--- start of MATERIAL FOR THE TASK ---

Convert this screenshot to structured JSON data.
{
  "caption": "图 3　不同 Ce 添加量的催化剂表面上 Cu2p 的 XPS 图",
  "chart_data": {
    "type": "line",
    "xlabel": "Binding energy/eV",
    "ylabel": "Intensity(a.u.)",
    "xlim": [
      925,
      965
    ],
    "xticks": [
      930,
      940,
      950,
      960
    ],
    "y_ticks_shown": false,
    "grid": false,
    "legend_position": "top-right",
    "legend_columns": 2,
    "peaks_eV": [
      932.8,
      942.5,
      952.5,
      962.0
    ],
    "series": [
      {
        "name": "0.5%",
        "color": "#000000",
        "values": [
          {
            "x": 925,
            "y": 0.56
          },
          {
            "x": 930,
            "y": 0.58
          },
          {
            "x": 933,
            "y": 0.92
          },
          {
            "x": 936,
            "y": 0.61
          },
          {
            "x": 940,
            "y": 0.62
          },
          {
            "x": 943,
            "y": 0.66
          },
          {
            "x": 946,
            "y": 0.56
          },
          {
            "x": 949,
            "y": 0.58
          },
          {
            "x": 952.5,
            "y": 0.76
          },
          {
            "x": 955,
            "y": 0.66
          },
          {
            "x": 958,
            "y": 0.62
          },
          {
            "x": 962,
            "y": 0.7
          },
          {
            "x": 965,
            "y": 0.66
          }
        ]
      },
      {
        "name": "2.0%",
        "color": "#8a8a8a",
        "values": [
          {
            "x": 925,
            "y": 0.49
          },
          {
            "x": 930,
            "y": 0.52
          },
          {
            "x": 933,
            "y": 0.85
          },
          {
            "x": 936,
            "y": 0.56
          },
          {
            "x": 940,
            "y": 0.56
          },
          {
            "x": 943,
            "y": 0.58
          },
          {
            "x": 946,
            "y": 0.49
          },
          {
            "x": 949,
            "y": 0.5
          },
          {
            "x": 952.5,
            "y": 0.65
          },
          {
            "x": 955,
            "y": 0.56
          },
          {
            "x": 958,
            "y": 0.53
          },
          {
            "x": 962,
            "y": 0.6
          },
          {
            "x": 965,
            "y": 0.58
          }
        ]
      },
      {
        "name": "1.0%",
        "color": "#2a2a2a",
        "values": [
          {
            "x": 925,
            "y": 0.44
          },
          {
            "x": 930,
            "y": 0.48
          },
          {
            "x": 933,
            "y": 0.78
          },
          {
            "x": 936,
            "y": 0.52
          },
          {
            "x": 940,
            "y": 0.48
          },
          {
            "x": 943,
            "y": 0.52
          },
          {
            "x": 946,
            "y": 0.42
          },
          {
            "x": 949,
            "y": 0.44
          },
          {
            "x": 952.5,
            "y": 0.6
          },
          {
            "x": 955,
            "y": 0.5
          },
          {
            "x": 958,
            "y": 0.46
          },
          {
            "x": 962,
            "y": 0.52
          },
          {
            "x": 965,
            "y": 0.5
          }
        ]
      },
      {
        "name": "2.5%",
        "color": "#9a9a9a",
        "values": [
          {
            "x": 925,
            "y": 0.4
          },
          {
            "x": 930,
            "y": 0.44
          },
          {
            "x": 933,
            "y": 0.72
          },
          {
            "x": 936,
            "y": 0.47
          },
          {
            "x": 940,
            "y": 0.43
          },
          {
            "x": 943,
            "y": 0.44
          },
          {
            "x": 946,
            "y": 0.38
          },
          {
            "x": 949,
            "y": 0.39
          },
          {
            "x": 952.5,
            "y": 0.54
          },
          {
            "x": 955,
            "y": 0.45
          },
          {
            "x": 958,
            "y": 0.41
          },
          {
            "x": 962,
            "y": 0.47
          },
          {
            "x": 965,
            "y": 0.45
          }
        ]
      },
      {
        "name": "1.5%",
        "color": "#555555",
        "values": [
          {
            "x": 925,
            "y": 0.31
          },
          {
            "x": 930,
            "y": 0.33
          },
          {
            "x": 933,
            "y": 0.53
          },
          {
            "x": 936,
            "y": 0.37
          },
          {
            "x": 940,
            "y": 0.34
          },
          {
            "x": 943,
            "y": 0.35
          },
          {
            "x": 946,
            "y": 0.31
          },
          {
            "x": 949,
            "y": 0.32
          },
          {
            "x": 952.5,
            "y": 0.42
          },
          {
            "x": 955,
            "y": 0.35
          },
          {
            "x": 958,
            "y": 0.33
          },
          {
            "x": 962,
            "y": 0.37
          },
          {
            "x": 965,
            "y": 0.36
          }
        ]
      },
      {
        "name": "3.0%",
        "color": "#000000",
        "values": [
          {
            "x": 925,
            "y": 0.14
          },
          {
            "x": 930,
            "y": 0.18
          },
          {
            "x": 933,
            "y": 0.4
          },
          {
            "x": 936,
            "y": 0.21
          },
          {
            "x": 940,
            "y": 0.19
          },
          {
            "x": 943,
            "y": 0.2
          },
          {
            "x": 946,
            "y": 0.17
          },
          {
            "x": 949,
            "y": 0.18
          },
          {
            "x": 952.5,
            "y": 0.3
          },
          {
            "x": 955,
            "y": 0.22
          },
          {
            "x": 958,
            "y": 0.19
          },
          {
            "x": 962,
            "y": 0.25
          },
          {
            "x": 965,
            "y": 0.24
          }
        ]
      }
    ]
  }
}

--- end of MATERIAL FOR THE TASK ---

* [REQUIRED WORK]: Above are the records; copy all of them exactly.

* [WRITTEN REPLY]:
Convert this screenshot to structured JSON data.
{
  "caption": "图 3　不同 Ce 添加量的催化剂表面上 Cu2p 的 XPS 图",
  "chart_data": {
    "type": "line",
    "xlabel": "Binding energy/eV",
    "ylabel": "Intensity(a.u.)",
    "xlim": [
      925,
      965
    ],
    "xticks": [
      930,
      940,
      950,
      960
    ],
    "y_ticks_shown": false,
    "grid": false,
    "legend_position": "top-right",
    "legend_columns": 2,
    "peaks_eV": [
      932.8,
      942.5,
      952.5,
      962.0
    ],
    "series": [
      {
        "name": "0.5%",
        "color": "#000000",
        "values": [
          {
            "x": 925,
            "y": 0.56
          },
          {
            "x": 930,
            "y": 0.58
          },
          {
            "x": 933,
            "y": 0.92
          },
          {
            "x": 936,
            "y": 0.61
          },
          {
            "x": 940,
            "y": 0.62
          },
          {
            "x": 943,
            "y": 0.66
          },
          {
            "x": 946,
            "y": 0.56
          },
          {
            "x": 949,
            "y": 0.58
          },
          {
            "x": 952.5,
            "y": 0.76
          },
          {
            "x": 955,
            "y": 0.66
          },
          {
            "x": 958,
            "y": 0.62
          },
          {
            "x": 962,
            "y": 0.7
          },
          {
            "x": 965,
            "y": 0.66
          }
        ]
      },
      {
        "name": "2.0%",
        "color": "#8a8a8a",
        "values": [
          {
            "x": 925,
            "y": 0.49
          },
          {
            "x": 930,
            "y": 0.52
          },
          {
            "x": 933,
            "y": 0.85
          },
          {
            "x": 936,
            "y": 0.56
          },
          {
            "x": 940,
            "y": 0.56
          },
          {
            "x": 943,
            "y": 0.58
          },
          {
            "x": 946,
            "y": 0.49
          },
          {
            "x": 949,
            "y": 0.5
          },
          {
            "x": 952.5,
            "y": 0.65
          },
          {
            "x": 955,
            "y": 0.56
          },
          {
            "x": 958,
            "y": 0.53
          },
          {
            "x": 962,
            "y": 0.6
          },
          {
            "x": 965,
            "y": 0.58
          }
        ]
      },
      {
        "name": "1.0%",
        "color": "#2a2a2a",
        "values": [
          {
            "x": 925,
            "y": 0.44
          },
          {
            "x": 930,
            "y": 0.48
          },
          {
            "x": 933,
            "y": 0.78
          },
          {
            "x": 936,
            "y": 0.52
          },
          {
            "x": 940,
            "y": 0.48
          },
          {
            "x": 943,
            "y": 0.52
          },
          {
            "x": 946,
            "y": 0.42
          },
          {
            "x": 949,
            "y": 0.44
          },
          {
            "x": 952.5,
            "y": 0.6
          },
          {
            "x": 955,
            "y": 0.5
          },
          {
            "x": 958,
            "y": 0.46
          },
          {
            "x": 962,
            "y": 0.52
          },
          {
            "x": 965,
            "y": 0.5
          }
        ]
      },
      {
        "name": "2.5%",
        "color": "#9a9a9a",
        "values": [
          {
            "x": 925,
            "y": 0.4
          },
          {
            "x": 930,
            "y": 0.44
          },
          {
            "x": 933,
            "y": 0.72
          },
          {
            "x": 936,
            "y": 0.47
          },
          {
            "x": 940,
            "y": 0.43
          },
          {
            "x": 943,
            "y": 0.44
          },
          {
            "x": 946,
            "y": 0.38
          },
          {
            "x": 949,
            "y": 0.39
          },
          {
            "x": 952.5,
            "y": 0.54
          },
          {
            "x": 955,
            "y": 0.45
          },
          {
            "x": 958,
            "y": 0.41
          },
          {
            "x": 962,
            "y": 0.47
          },
          {
            "x": 965,
            "y": 0.45
          }
        ]
      },
      {
        "name": "1.5%",
        "color": "#555555",
        "values": [
          {
            "x": 925,
            "y": 0.31
          },
          {
            "x": 930,
            "y": 0.33
          },
          {
            "x": 933,
            "y": 0.53
          },
          {
            "x": 936,
            "y": 0.37
          },
          {
            "x": 940,
            "y": 0.34
          },
          {
            "x": 943,
            "y": 0.35
          },
          {
            "x": 946,
            "y": 0.31
          },
          {
            "x": 949,
            "y": 0.32
          },
          {
            "x": 952.5,
            "y": 0.42
          },
          {
            "x": 955,
            "y": 0.35
          },
          {
            "x": 958,
            "y": 0.33
          },
          {
            "x": 962,
            "y": 0.37
          },
          {
            "x": 965,
            "y": 0.36
          }
        ]
      },
      {
        "name": "3.0%",
        "color": "#000000",
        "values": [
          {
            "x": 925,
            "y": 0.14
          },
          {
            "x": 930,
            "y": 0.18
          },
          {
            "x": 933,
            "y": 0.4
          },
          {
            "x": 936,
            "y": 0.21
          },
          {
            "x": 940,
            "y": 0.19
          },
          {
            "x": 943,
            "y": 0.2
          },
          {
            "x": 946,
            "y": 0.17
          },
          {
            "x": 949,
            "y": 0.18
          },
          {
            "x": 952.5,
            "y": 0.3
          },
          {
            "x": 955,
            "y": 0.22
          },
          {
            "x": 958,
            "y": 0.19
          },
          {
            "x": 962,
            "y": 0.25
          },
          {
            "x": 965,
            "y": 0.24
          }
        ]
      }
    ]
  }
}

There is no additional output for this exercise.